• [Records for processing]

+-------+

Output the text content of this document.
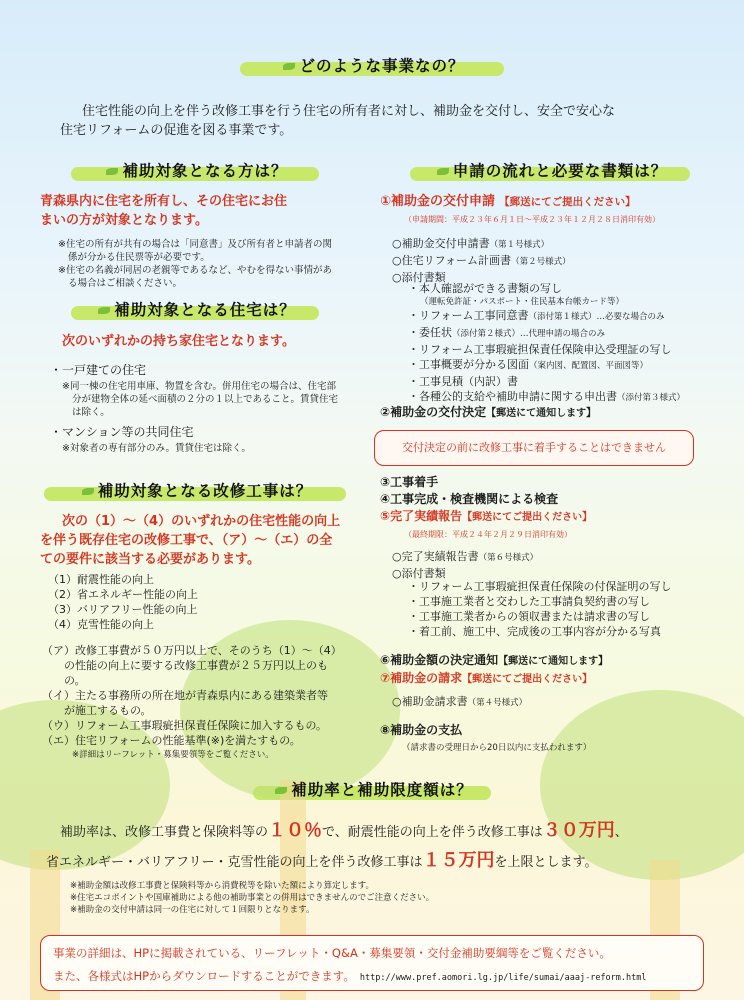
どのような事業なの？
住宅性能の向上を伴う改修工事を行う住宅の所有者に対し、補助金を交付し、安全で安心な
住宅リフォームの促進を図る事業です。
補助対象となる方は？
青森県内に住宅を所有し、その住宅にお住
まいの方が対象となります。
※住宅の所有が共有の場合は「同意書」及び所有者と申請者の関
係が分かる住民票等が必要です。
※住宅の名義が同居の老親等であるなど、やむを得ない事情があ
る場合はご相談ください。
補助対象となる住宅は？
次のいずれかの持ち家住宅となります。
・一戸建ての住宅
※同一棟の住宅用車庫、物置を含む。併用住宅の場合は、住宅部
分が建物全体の延べ面積の２分の１以上であること。賃貸住宅
は除く。
・マンション等の共同住宅
※対象者の専有部分のみ。賃貸住宅は除く。
補助対象となる改修工事は？
次の（1）～（4）のいずれかの住宅性能の向上
を伴う既存住宅の改修工事で、（ア）～（エ）の全
ての要件に該当する必要があります。
（1）耐震性能の向上
（2）省エネルギー性能の向上
（3）バリアフリー性能の向上
（4）克雪性能の向上
（ア）改修工事費が５０万円以上で、そのうち（1）～（4）
の性能の向上に要する改修工事費が２５万円以上のも
の。
（イ）主たる事務所の所在地が青森県内にある建築業者等
が施工するもの。
（ウ）リフォーム工事瑕疵担保責任保険に加入するもの。
（エ）住宅リフォームの性能基準(※)を満たすもの。
※詳細はリーフレット・募集要領等をご覧ください。
申請の流れと必要な書類は？
①補助金の交付申請 【郵送にてご提出ください】
（申請期間：平成２３年６月１日～平成２３年１２月２８日消印有効）
○補助金交付申請書（第１号様式）
○住宅リフォーム計画書（第２号様式）
○添付書類
・本人確認ができる書類の写し
（運転免許証・パスポート・住民基本台帳カード等）
・リフォーム工事同意書（添付第１様式）…必要な場合のみ
・委任状（添付第２様式）…代理申請の場合のみ
・リフォーム工事瑕疵担保責任保険申込受理証の写し
・工事概要が分かる図面（案内図、配置図、平面図等）
・工事見積（内訳）書
・各種公的支給や補助申請に関する申出書（添付第３様式）
②補助金の交付決定【郵送にて通知します】
交付決定の前に改修工事に着手することはできません
③工事着手
④工事完成・検査機関による検査
⑤完了実績報告【郵送にてご提出ください】
（最終期限：平成２４年２月２９日消印有効）
○完了実績報告書（第６号様式）
○添付書類
・リフォーム工事瑕疵担保責任保険の付保証明の写し
・工事施工業者と交わした工事請負契約書の写し
・工事施工業者からの領収書または請求書の写し
・着工前、施工中、完成後の工事内容が分かる写真
⑥補助金額の決定通知【郵送にて通知します】
⑦補助金の請求【郵送にてご提出ください】
○補助金請求書（第４号様式）
⑧補助金の支払
（請求書の受理日から20日以内に支払われます）
補助率と補助限度額は？
補助率は、改修工事費と保険料等の１０％で、耐震性能の向上を伴う改修工事は３０万円、
省エネルギー・バリアフリー・克雪性能の向上を伴う改修工事は１５万円を上限とします。
※補助金額は改修工事費と保険料等から消費税等を除いた額により算定します。
※住宅エコポイントや国庫補助による他の補助事業との併用はできませんのでご注意ください。
※補助金の交付申請は同一の住宅に対して１回限りとなります。
事業の詳細は、HPに掲載されている、リーフレット・Q&A・募集要領・交付金補助要綱等をご覧ください。
また、各様式はHPからダウンロードすることができます。 http://www.pref.aomori.lg.jp/life/sumai/aaaj-reform.html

+-------+

• [Exercise directions]
Quote the preceding listing precisely and completely, omitting its images.

• [Full output]
Output the text content of this document.
どのような事業なの？
住宅性能の向上を伴う改修工事を行う住宅の所有者に対し、補助金を交付し、安全で安心な
住宅リフォームの促進を図る事業です。
補助対象となる方は？
青森県内に住宅を所有し、その住宅にお住
まいの方が対象となります。
※住宅の所有が共有の場合は「同意書」及び所有者と申請者の関
係が分かる住民票等が必要です。
※住宅の名義が同居の老親等であるなど、やむを得ない事情があ
る場合はご相談ください。
補助対象となる住宅は？
次のいずれかの持ち家住宅となります。
・一戸建ての住宅
※同一棟の住宅用車庫、物置を含む。併用住宅の場合は、住宅部
分が建物全体の延べ面積の２分の１以上であること。賃貸住宅
は除く。
・マンション等の共同住宅
※対象者の専有部分のみ。賃貸住宅は除く。
補助対象となる改修工事は？
次の（1）～（4）のいずれかの住宅性能の向上
を伴う既存住宅の改修工事で、（ア）～（エ）の全
ての要件に該当する必要があります。
（1）耐震性能の向上
（2）省エネルギー性能の向上
（3）バリアフリー性能の向上
（4）克雪性能の向上
（ア）改修工事費が５０万円以上で、そのうち（1）～（4）
の性能の向上に要する改修工事費が２５万円以上のも
の。
（イ）主たる事務所の所在地が青森県内にある建築業者等
が施工するもの。
（ウ）リフォーム工事瑕疵担保責任保険に加入するもの。
（エ）住宅リフォームの性能基準(※)を満たすもの。
※詳細はリーフレット・募集要領等をご覧ください。
申請の流れと必要な書類は？
①補助金の交付申請 【郵送にてご提出ください】
（申請期間：平成２３年６月１日～平成２３年１２月２８日消印有効）
○補助金交付申請書（第１号様式）
○住宅リフォーム計画書（第２号様式）
○添付書類
・本人確認ができる書類の写し
（運転免許証・パスポート・住民基本台帳カード等）
・リフォーム工事同意書（添付第１様式）…必要な場合のみ
・委任状（添付第２様式）…代理申請の場合のみ
・リフォーム工事瑕疵担保責任保険申込受理証の写し
・工事概要が分かる図面（案内図、配置図、平面図等）
・工事見積（内訳）書
・各種公的支給や補助申請に関する申出書（添付第３様式）
②補助金の交付決定【郵送にて通知します】
交付決定の前に改修工事に着手することはできません
③工事着手
④工事完成・検査機関による検査
⑤完了実績報告【郵送にてご提出ください】
（最終期限：平成２４年２月２９日消印有効）
○完了実績報告書（第６号様式）
○添付書類
・リフォーム工事瑕疵担保責任保険の付保証明の写し
・工事施工業者と交わした工事請負契約書の写し
・工事施工業者からの領収書または請求書の写し
・着工前、施工中、完成後の工事内容が分かる写真
⑥補助金額の決定通知【郵送にて通知します】
⑦補助金の請求【郵送にてご提出ください】
○補助金請求書（第４号様式）
⑧補助金の支払
（請求書の受理日から20日以内に支払われます）
補助率と補助限度額は？
補助率は、改修工事費と保険料等の１０％で、耐震性能の向上を伴う改修工事は３０万円、
省エネルギー・バリアフリー・克雪性能の向上を伴う改修工事は１５万円を上限とします。
※補助金額は改修工事費と保険料等から消費税等を除いた額により算定します。
※住宅エコポイントや国庫補助による他の補助事業との併用はできませんのでご注意ください。
※補助金の交付申請は同一の住宅に対して１回限りとなります。
事業の詳細は、HPに掲載されている、リーフレット・Q&A・募集要領・交付金補助要綱等をご覧ください。
また、各様式はHPからダウンロードすることができます。 http://www.pref.aomori.lg.jp/life/sumai/aaaj-reform.html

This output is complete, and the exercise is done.